* Required task
Go through the records underneath and write each one out again exactly.

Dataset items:
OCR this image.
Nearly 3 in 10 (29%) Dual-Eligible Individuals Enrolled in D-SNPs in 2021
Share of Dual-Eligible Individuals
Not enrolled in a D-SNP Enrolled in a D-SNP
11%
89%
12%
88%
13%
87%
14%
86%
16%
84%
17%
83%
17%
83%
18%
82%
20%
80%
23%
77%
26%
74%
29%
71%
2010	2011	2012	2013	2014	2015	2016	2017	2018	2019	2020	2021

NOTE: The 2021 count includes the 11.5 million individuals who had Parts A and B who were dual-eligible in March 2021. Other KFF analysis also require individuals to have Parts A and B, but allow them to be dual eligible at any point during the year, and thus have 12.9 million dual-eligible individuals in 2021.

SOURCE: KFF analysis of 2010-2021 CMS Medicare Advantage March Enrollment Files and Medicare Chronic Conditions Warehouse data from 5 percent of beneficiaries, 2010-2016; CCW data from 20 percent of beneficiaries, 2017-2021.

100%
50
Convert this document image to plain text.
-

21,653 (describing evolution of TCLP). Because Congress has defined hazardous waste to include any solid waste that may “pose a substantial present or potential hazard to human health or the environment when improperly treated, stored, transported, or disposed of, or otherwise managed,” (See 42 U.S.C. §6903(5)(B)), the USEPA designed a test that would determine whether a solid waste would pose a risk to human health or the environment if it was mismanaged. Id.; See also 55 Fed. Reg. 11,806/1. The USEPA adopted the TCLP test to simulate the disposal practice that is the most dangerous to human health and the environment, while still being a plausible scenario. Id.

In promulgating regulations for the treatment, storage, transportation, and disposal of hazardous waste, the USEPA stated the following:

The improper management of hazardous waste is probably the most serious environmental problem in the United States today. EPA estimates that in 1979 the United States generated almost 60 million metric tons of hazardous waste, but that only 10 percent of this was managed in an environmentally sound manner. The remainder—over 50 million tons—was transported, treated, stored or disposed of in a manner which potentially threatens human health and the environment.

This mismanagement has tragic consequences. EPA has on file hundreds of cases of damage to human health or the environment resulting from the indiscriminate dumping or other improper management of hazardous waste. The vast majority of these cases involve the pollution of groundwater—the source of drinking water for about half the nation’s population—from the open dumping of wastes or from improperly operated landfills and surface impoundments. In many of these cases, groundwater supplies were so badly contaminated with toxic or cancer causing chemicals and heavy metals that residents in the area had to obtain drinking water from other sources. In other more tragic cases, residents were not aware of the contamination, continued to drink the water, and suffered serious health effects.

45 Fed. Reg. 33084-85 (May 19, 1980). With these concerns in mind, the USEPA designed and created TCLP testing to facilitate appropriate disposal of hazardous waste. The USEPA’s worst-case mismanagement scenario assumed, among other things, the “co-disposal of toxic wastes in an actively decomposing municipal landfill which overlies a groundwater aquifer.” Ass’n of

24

* Expected output
OCR this image.
Nearly 3 in 10 (29%) Dual-Eligible Individuals Enrolled in D-SNPs in 2021
Share of Dual-Eligible Individuals
Not enrolled in a D-SNP Enrolled in a D-SNP
11%
89%
12%
88%
13%
87%
14%
86%
16%
84%
17%
83%
17%
83%
18%
82%
20%
80%
23%
77%
26%
74%
29%
71%
2010	2011	2012	2013	2014	2015	2016	2017	2018	2019	2020	2021

NOTE: The 2021 count includes the 11.5 million individuals who had Parts A and B who were dual-eligible in March 2021. Other KFF analysis also require individuals to have Parts A and B, but allow them to be dual eligible at any point during the year, and thus have 12.9 million dual-eligible individuals in 2021.

SOURCE: KFF analysis of 2010-2021 CMS Medicare Advantage March Enrollment Files and Medicare Chronic Conditions Warehouse data from 5 percent of beneficiaries, 2010-2016; CCW data from 20 percent of beneficiaries, 2017-2021.

100%
50
Convert this document image to plain text.
-

21,653 (describing evolution of TCLP). Because Congress has defined hazardous waste to include any solid waste that may “pose a substantial present or potential hazard to human health or the environment when improperly treated, stored, transported, or disposed of, or otherwise managed,” (See 42 U.S.C. §6903(5)(B)), the USEPA designed a test that would determine whether a solid waste would pose a risk to human health or the environment if it was mismanaged. Id.; See also 55 Fed. Reg. 11,806/1. The USEPA adopted the TCLP test to simulate the disposal practice that is the most dangerous to human health and the environment, while still being a plausible scenario. Id.

In promulgating regulations for the treatment, storage, transportation, and disposal of hazardous waste, the USEPA stated the following:

The improper management of hazardous waste is probably the most serious environmental problem in the United States today. EPA estimates that in 1979 the United States generated almost 60 million metric tons of hazardous waste, but that only 10 percent of this was managed in an environmentally sound manner. The remainder—over 50 million tons—was transported, treated, stored or disposed of in a manner which potentially threatens human health and the environment.

This mismanagement has tragic consequences. EPA has on file hundreds of cases of damage to human health or the environment resulting from the indiscriminate dumping or other improper management of hazardous waste. The vast majority of these cases involve the pollution of groundwater—the source of drinking water for about half the nation’s population—from the open dumping of wastes or from improperly operated landfills and surface impoundments. In many of these cases, groundwater supplies were so badly contaminated with toxic or cancer causing chemicals and heavy metals that residents in the area had to obtain drinking water from other sources. In other more tragic cases, residents were not aware of the contamination, continued to drink the water, and suffered serious health effects.

45 Fed. Reg. 33084-85 (May 19, 1980). With these concerns in mind, the USEPA designed and created TCLP testing to facilitate appropriate disposal of hazardous waste. The USEPA’s worst-case mismanagement scenario assumed, among other things, the “co-disposal of toxic wastes in an actively decomposing municipal landfill which overlies a groundwater aquifer.” Ass’n of

24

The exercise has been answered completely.